* **Directions**
Gather every line in the records below that contains the word "neboť".

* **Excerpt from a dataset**
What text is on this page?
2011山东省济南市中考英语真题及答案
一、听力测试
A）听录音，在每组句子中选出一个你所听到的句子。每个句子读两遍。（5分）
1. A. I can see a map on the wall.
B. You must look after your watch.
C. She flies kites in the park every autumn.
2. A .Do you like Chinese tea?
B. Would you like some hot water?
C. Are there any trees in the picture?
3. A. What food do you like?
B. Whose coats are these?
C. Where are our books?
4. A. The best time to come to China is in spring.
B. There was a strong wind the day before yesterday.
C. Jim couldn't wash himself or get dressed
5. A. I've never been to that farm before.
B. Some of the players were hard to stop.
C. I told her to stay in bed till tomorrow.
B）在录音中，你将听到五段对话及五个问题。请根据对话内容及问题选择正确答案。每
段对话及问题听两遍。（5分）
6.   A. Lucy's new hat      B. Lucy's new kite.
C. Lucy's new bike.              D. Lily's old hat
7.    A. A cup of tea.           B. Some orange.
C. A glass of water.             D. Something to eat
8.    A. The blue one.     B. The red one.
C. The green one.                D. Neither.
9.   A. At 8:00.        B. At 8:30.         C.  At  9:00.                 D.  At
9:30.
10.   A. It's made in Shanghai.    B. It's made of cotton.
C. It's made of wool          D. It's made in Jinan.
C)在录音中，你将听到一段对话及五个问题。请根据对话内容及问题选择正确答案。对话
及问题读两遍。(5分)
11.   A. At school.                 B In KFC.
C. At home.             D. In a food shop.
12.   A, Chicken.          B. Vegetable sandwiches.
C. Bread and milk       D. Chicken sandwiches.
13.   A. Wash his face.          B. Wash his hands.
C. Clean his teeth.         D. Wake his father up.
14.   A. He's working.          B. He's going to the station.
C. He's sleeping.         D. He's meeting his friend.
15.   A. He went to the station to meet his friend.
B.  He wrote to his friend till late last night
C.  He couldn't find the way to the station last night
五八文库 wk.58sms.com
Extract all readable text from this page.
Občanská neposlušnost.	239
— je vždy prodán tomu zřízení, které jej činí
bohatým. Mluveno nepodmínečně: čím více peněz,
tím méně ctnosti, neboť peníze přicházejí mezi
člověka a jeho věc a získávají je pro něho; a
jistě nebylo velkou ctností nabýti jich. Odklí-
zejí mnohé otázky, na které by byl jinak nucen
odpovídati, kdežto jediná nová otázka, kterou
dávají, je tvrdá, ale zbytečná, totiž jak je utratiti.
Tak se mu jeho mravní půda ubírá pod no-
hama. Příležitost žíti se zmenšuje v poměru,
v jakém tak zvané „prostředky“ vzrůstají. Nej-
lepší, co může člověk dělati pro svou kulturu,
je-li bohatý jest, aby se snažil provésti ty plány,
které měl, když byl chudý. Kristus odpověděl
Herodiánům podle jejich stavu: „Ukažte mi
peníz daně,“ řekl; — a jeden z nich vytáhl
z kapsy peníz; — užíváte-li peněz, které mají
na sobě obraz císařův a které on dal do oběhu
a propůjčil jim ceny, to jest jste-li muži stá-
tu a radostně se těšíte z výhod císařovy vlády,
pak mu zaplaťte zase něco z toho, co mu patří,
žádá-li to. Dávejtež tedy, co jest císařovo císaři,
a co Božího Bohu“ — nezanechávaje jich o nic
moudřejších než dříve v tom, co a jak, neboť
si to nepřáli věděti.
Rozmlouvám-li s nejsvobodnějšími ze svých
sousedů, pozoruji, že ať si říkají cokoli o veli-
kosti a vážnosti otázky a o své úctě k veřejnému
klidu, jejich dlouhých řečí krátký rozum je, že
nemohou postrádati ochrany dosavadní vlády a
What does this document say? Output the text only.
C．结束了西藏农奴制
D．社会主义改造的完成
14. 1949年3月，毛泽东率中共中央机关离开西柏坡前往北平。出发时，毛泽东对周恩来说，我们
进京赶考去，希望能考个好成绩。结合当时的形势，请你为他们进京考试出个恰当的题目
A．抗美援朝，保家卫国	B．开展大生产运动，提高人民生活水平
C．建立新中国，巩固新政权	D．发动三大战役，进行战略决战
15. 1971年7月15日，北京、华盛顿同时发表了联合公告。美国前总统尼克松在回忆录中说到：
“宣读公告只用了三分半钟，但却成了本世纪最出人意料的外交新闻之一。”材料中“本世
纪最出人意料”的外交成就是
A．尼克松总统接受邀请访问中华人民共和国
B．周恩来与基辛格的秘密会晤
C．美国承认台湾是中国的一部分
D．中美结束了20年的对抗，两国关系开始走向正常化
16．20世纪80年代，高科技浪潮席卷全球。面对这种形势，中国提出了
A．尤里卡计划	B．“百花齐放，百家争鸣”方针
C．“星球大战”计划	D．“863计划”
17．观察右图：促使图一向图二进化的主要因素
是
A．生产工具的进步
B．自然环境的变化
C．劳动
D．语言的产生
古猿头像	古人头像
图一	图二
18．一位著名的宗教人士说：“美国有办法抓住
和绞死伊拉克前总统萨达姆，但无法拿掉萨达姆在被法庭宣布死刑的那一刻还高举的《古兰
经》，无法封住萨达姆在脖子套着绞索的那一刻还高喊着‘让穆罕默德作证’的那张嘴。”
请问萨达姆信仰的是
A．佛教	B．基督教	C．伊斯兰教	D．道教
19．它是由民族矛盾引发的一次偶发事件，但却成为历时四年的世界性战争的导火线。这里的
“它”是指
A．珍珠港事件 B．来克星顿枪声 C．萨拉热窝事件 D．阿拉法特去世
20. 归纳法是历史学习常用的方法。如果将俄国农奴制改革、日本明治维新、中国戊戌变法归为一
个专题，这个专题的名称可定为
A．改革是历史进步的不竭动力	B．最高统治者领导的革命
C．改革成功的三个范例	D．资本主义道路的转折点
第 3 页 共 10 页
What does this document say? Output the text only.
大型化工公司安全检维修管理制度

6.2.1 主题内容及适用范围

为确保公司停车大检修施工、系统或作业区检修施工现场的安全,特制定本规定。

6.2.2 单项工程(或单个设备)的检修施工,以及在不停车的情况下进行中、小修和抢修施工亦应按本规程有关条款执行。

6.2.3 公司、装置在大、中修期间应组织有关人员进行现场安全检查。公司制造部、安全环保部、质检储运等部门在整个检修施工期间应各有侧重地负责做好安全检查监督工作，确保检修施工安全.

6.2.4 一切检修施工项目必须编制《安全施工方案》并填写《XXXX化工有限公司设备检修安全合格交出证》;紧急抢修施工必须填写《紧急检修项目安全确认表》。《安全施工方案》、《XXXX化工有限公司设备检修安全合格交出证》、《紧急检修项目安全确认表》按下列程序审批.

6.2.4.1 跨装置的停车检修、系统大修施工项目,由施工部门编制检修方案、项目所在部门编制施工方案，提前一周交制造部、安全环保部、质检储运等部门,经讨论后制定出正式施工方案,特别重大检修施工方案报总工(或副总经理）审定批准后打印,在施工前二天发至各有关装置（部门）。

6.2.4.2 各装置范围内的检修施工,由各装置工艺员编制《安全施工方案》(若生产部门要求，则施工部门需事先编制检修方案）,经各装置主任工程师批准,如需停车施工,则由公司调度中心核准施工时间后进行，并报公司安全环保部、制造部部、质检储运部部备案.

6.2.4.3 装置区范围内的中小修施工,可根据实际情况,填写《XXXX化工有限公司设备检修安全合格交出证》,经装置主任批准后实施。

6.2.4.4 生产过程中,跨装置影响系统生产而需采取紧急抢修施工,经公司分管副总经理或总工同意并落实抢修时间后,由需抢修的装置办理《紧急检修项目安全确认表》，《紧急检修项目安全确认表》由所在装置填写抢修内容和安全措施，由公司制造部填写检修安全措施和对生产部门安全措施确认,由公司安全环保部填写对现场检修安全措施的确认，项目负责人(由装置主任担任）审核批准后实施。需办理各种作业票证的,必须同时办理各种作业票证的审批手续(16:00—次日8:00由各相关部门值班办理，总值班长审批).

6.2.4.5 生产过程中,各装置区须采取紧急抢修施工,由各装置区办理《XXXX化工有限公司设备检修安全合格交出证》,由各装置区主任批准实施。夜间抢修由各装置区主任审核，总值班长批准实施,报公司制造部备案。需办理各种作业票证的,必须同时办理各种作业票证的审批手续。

* **Full output**
tím méně ctnosti, neboť peníze přicházejí mezi
moudřejších než dříve v tom, co a jak, neboť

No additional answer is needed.